On the importance of online copy-editing

Came upon this article at Macleans.ca about online gambling in Kahnawake, and noticed what appeared to be a strange typo in the headline:

Maclean’s encoding error

As of this writing, it’s still not corrected, which I guess means that nobody at Maclean’s checks articles once they’ve gone online.

Here’s how the end of that headline appears in the HTML code:

Even if it means starting a fight.

So it’s not my browser. It explicitly says “lowercase i with umlaut, mathematical negation symbol, and non-existent character with code #129.” My browser just did what it was told.

But why did this happen? For that we have to delve into two technical subjects I’ll do my best to explain: Unicode and ligatures.

Unicode is a solution to a giant computer problem. Back in the day, when ASCII gave us a proper standard for how to represent basic characters in binary computer form, it consisted of just the basics. Uppercase and lowercase letters, digits 0-9, and the punctuation you’d find on a standard U.S. 101-key keyboard.

RECORDS SHOWN:

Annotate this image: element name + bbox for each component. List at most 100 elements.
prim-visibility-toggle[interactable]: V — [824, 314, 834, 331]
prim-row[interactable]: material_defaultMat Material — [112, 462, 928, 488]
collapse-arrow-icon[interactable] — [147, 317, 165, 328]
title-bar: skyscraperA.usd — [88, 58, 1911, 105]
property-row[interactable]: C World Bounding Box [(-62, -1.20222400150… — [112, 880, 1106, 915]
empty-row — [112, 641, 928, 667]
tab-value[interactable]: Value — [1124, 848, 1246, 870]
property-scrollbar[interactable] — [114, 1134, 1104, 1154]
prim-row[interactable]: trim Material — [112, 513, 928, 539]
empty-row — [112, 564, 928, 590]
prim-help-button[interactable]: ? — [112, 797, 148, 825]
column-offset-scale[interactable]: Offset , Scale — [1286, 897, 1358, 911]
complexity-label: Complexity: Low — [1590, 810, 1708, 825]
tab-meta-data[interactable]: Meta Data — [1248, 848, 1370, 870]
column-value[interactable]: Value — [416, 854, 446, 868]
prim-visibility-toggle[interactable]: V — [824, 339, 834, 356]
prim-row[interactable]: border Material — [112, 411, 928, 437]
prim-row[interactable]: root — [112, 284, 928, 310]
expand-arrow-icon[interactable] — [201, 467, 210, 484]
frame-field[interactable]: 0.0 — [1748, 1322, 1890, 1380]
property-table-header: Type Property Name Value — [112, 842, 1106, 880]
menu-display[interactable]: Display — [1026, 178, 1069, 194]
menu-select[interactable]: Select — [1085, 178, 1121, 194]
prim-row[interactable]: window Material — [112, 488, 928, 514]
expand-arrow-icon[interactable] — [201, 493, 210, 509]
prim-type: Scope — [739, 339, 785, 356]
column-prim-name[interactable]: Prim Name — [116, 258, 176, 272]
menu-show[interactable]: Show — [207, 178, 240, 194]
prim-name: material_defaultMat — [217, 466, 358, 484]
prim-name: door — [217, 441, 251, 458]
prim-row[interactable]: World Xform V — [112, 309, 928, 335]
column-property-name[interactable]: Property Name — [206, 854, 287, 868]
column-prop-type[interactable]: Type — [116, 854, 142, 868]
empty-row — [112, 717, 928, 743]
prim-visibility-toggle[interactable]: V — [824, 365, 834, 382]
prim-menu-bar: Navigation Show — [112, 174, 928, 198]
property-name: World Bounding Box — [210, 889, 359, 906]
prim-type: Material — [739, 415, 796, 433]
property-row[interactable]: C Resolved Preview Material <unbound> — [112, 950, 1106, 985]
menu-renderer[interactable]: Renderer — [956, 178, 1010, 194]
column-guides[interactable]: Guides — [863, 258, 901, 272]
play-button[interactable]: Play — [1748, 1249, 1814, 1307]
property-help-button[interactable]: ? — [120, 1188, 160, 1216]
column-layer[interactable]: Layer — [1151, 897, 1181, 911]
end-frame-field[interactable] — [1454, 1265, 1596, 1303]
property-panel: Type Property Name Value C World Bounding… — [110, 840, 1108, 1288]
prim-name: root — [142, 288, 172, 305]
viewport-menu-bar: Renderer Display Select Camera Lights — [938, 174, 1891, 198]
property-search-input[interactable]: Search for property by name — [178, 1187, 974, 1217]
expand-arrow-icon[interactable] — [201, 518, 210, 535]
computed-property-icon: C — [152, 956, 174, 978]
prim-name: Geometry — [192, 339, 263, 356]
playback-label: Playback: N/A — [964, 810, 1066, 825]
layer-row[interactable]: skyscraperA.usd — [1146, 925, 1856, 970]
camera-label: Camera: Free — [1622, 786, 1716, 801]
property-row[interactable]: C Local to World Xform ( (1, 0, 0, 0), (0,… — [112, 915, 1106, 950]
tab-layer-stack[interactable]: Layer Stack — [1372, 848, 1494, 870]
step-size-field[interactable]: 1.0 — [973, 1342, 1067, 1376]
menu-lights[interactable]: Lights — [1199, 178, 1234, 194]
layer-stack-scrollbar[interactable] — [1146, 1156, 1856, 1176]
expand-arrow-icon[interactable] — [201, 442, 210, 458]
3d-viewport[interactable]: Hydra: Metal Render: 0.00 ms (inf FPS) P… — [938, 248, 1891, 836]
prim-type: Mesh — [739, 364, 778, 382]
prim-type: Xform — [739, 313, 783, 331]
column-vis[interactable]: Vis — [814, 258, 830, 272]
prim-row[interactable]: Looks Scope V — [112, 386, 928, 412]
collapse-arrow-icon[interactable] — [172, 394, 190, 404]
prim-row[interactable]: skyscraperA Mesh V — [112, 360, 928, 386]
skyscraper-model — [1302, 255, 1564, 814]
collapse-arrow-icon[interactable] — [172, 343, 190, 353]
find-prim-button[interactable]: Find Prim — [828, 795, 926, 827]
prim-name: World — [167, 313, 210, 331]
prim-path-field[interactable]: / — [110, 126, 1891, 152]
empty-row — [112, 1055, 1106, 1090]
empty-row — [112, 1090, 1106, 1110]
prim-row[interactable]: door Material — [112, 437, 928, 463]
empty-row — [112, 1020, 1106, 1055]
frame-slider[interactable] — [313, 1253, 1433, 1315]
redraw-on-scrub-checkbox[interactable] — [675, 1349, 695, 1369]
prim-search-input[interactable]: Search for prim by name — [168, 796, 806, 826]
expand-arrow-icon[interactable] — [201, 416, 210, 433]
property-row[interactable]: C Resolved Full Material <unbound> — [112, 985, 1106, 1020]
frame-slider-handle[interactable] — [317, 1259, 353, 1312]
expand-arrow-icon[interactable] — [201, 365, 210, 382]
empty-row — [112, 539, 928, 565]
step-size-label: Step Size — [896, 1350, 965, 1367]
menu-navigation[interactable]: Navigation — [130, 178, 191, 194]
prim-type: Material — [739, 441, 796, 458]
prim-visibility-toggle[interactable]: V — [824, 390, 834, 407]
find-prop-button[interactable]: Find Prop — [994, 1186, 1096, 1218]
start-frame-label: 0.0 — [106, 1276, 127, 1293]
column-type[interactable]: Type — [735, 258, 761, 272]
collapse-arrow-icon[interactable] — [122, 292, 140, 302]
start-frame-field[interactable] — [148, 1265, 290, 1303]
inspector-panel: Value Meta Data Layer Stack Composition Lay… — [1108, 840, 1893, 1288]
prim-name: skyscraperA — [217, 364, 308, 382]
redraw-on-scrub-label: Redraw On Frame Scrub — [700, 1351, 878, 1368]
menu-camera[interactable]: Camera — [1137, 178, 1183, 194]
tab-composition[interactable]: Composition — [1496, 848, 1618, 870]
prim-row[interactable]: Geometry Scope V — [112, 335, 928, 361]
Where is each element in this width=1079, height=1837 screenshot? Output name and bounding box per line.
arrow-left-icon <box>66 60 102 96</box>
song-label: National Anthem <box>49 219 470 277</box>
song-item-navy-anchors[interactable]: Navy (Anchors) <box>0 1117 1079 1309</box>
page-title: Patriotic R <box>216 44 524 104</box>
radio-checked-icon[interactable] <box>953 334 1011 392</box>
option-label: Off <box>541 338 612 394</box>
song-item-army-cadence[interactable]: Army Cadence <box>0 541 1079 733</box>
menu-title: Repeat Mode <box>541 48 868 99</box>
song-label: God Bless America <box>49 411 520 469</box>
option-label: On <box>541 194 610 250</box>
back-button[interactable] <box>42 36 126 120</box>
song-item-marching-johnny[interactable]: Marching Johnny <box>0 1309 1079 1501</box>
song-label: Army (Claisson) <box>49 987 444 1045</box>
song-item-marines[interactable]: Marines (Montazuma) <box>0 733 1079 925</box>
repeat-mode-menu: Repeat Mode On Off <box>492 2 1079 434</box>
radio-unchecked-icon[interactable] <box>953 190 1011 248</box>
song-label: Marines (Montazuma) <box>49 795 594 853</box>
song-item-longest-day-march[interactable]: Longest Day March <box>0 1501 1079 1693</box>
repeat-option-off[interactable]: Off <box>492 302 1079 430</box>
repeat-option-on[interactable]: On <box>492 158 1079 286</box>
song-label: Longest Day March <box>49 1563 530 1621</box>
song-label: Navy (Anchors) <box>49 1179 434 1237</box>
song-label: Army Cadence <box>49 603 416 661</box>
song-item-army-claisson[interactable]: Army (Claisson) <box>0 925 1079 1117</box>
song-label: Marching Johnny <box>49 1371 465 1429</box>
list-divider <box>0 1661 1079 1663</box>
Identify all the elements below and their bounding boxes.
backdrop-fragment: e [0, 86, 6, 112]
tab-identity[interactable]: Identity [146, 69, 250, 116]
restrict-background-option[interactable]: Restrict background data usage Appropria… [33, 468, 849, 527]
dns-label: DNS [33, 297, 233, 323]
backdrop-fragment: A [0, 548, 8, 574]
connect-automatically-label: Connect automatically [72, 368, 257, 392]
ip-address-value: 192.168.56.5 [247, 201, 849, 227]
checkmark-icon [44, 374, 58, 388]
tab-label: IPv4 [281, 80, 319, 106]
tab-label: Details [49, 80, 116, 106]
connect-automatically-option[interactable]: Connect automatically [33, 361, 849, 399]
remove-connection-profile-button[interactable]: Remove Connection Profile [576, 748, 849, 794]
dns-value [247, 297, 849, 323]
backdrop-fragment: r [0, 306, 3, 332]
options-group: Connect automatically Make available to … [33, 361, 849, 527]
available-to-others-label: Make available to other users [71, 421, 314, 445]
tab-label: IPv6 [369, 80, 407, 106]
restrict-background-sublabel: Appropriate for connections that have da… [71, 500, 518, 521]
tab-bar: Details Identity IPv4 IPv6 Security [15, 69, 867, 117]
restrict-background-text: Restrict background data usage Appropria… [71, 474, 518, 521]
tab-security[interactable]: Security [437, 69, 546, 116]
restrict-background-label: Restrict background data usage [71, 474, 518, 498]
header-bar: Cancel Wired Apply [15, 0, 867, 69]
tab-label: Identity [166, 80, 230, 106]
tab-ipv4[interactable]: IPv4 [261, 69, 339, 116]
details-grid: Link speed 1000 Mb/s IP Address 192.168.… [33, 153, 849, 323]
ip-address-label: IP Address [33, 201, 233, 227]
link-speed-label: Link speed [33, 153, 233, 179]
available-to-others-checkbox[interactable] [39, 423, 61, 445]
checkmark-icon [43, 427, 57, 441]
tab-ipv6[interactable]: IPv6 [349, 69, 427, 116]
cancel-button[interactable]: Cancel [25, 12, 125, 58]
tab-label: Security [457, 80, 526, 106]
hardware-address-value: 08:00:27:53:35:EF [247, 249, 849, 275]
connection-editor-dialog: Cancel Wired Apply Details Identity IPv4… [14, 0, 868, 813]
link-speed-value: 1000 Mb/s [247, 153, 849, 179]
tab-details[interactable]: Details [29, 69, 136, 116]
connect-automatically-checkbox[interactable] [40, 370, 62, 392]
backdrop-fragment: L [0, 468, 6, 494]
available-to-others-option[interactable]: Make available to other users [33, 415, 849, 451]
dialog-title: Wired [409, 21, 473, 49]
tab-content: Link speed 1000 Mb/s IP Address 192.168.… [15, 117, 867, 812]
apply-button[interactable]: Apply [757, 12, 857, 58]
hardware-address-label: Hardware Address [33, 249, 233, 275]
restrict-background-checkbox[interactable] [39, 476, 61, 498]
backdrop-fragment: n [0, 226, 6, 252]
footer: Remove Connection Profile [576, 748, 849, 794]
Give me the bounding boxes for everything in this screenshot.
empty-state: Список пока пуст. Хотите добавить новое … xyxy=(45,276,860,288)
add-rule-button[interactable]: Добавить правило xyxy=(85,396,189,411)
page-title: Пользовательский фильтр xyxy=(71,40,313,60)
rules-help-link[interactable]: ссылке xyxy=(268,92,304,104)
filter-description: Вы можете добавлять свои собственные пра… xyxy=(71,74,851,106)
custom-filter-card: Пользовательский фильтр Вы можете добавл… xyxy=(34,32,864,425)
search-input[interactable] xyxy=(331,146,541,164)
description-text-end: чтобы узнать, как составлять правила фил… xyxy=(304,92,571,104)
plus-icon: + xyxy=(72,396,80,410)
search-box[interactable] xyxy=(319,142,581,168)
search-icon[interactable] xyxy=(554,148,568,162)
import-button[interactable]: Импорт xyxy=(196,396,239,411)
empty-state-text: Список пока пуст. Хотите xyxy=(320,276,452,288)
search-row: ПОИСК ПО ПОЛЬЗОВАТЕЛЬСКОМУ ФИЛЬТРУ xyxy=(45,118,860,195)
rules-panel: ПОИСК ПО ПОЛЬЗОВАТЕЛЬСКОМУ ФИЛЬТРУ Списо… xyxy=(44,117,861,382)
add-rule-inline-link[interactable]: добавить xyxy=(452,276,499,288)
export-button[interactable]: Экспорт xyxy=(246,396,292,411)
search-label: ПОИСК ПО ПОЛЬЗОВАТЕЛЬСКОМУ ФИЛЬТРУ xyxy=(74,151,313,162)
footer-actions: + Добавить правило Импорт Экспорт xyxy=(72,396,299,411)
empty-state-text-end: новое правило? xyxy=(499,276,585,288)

WORK INSTRUCTIONS:
1) In the post on online copy-editing, which two technical subjects does the writer use to explain why the headline error happened?
2) Reproduce the passage of the post on online copy-editing between "As of this writing, it’s" and "U.S. 101-key keyboard.", inclusive.

TASK ANSWERS:
1) Unicode and ligatures.

2)
As of this writing, it’s still not corrected, which I guess means that nobody at Maclean’s checks articles once they’ve gone online.

Here’s how the end of that headline appears in the HTML code:

Even if it means starting a fight.

So it’s not my browser. It explicitly says “lowercase i with umlaut, mathematical negation symbol, and non-existent character with code #129.” My browser just did what it was told.

But why did this happen? For that we have to delve into two technical subjects I’ll do my best to explain: Unicode and ligatures.

Unicode is a solution to a giant computer problem. Back in the day, when ASCII gave us a proper standard for how to represent basic characters in binary computer form, it consisted of just the basics. Uppercase and lowercase letters, digits 0-9, and the punctuation you’d find on a standard U.S. 101-key keyboard.